— begin —

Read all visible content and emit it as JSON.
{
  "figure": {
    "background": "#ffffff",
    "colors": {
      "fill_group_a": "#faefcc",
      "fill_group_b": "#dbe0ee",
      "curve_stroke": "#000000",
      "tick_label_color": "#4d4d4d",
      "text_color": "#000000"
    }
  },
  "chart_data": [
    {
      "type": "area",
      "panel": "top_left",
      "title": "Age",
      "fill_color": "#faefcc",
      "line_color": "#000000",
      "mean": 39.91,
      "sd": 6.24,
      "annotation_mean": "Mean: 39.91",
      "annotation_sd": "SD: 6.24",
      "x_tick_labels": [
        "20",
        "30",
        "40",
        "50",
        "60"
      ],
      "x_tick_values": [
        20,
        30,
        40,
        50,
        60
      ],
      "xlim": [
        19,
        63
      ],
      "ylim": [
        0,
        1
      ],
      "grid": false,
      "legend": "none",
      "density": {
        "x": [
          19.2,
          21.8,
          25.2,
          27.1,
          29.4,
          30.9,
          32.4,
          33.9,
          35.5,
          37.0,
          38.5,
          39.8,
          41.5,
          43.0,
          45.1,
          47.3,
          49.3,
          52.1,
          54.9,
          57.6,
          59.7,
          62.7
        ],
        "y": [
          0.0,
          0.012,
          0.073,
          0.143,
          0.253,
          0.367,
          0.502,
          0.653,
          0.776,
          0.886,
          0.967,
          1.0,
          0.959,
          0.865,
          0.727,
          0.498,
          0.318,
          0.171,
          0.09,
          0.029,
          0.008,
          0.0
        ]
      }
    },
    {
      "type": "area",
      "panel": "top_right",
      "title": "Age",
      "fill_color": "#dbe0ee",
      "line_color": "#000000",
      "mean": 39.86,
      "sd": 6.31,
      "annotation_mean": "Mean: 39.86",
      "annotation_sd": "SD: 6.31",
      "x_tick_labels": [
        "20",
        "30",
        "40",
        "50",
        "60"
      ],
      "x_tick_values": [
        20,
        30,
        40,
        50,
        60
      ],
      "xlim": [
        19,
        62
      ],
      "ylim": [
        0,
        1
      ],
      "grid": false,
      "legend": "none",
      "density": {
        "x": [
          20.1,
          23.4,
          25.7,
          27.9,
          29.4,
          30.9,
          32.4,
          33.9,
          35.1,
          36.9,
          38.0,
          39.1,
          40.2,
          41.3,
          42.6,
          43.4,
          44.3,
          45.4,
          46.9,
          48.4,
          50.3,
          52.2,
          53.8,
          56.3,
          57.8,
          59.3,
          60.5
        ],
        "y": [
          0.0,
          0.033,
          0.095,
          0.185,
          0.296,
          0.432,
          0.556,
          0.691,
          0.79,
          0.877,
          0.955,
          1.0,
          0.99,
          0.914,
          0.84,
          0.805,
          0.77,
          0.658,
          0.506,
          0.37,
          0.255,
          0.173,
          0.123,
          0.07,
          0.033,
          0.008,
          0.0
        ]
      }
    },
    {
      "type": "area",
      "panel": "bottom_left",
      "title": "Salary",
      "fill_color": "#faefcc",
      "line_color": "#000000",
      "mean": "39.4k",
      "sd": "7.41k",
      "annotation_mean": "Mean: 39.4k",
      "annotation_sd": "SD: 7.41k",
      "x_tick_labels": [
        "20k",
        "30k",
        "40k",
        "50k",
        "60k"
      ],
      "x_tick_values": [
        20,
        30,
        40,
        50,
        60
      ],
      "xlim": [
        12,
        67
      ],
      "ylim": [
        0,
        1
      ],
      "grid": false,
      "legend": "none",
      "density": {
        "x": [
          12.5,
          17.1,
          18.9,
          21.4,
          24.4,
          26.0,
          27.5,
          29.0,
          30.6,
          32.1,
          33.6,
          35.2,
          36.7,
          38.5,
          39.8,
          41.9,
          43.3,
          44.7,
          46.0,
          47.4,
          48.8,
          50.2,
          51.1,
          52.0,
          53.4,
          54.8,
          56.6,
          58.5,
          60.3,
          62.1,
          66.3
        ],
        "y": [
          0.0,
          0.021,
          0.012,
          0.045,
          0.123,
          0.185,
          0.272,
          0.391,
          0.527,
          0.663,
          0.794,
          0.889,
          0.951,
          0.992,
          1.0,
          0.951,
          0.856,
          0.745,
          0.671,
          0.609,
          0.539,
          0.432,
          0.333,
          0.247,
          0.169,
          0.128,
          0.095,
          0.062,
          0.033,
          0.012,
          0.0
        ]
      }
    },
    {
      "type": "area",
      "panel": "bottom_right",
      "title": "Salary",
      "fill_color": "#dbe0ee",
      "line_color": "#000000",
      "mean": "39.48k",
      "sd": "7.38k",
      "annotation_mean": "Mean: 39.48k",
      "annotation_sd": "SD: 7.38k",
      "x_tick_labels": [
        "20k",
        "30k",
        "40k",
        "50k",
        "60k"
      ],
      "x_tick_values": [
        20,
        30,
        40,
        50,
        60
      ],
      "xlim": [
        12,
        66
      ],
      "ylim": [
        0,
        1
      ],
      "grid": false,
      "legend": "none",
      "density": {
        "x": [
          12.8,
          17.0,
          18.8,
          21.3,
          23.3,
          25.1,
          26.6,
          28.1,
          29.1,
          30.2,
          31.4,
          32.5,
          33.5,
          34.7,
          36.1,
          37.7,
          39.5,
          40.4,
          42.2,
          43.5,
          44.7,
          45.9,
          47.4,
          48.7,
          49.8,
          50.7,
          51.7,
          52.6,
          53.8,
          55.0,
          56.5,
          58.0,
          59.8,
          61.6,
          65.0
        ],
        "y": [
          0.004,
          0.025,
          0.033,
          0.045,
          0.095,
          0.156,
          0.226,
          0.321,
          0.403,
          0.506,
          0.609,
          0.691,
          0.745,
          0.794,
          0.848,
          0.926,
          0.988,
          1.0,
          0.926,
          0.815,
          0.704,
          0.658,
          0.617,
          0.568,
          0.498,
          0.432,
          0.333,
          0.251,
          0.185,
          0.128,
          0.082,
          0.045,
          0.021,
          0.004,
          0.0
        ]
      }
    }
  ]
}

— end —
— begin —

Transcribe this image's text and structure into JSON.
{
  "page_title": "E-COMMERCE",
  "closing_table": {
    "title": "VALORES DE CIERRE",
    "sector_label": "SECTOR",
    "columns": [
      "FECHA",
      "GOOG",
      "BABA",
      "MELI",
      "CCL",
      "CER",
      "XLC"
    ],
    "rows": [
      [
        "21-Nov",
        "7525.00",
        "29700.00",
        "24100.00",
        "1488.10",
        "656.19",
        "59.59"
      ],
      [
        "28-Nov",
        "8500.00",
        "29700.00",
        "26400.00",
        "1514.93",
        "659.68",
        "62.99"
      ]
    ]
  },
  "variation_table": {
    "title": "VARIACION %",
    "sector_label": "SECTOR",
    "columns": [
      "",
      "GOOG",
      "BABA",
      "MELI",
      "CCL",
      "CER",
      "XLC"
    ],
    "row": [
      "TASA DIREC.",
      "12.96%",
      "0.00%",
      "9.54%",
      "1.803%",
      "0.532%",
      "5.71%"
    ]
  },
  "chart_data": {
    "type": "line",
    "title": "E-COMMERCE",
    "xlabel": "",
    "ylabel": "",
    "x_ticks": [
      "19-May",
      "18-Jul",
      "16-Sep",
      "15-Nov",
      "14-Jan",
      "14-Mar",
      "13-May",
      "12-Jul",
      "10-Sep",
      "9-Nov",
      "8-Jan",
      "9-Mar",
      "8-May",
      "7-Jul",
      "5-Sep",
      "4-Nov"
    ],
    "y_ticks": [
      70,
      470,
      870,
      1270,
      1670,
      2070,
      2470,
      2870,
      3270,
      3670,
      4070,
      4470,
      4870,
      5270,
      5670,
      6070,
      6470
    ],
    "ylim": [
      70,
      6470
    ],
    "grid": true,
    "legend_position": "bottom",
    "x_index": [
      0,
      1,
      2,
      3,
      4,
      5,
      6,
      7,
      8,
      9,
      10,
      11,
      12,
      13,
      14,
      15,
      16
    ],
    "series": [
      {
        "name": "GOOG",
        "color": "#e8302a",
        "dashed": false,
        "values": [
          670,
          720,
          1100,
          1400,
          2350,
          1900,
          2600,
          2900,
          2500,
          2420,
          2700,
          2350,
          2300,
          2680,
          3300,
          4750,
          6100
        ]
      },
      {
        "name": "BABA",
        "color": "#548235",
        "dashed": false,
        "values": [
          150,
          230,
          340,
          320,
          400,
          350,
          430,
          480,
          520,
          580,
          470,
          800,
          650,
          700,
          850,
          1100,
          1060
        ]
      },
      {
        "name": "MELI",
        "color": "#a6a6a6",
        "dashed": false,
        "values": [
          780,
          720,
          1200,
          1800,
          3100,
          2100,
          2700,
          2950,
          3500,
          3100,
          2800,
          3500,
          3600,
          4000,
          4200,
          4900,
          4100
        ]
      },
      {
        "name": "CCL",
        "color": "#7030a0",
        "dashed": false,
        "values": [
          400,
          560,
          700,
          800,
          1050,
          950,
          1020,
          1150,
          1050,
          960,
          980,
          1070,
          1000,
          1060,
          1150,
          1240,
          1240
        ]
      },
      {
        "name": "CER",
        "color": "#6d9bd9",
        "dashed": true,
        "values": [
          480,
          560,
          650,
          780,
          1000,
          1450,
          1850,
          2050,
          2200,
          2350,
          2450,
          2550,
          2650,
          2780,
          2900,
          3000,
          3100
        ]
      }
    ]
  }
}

— end —
— begin —

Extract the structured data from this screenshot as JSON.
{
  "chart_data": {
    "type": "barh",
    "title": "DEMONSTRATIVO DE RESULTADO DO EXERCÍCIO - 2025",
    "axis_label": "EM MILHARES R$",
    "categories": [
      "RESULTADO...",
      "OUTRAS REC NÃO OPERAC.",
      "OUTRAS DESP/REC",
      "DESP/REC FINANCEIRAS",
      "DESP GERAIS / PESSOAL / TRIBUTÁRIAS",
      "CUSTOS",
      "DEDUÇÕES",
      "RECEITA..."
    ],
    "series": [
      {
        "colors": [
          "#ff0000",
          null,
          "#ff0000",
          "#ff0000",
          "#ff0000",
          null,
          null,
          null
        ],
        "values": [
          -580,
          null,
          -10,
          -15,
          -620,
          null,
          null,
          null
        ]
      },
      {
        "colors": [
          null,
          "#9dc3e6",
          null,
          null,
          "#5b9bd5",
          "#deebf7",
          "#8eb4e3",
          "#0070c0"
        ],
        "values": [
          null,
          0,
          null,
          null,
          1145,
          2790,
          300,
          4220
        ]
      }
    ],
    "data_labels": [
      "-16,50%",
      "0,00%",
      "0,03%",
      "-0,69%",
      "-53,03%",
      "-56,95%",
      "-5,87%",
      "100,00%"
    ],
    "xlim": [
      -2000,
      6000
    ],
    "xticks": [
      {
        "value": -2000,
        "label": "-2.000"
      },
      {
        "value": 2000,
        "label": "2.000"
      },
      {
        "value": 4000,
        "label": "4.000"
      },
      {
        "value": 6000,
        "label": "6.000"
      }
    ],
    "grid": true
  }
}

— end —

--- Your goal ---
Return only the count of lines in the records that hold the word "this".

--- Task result ---
2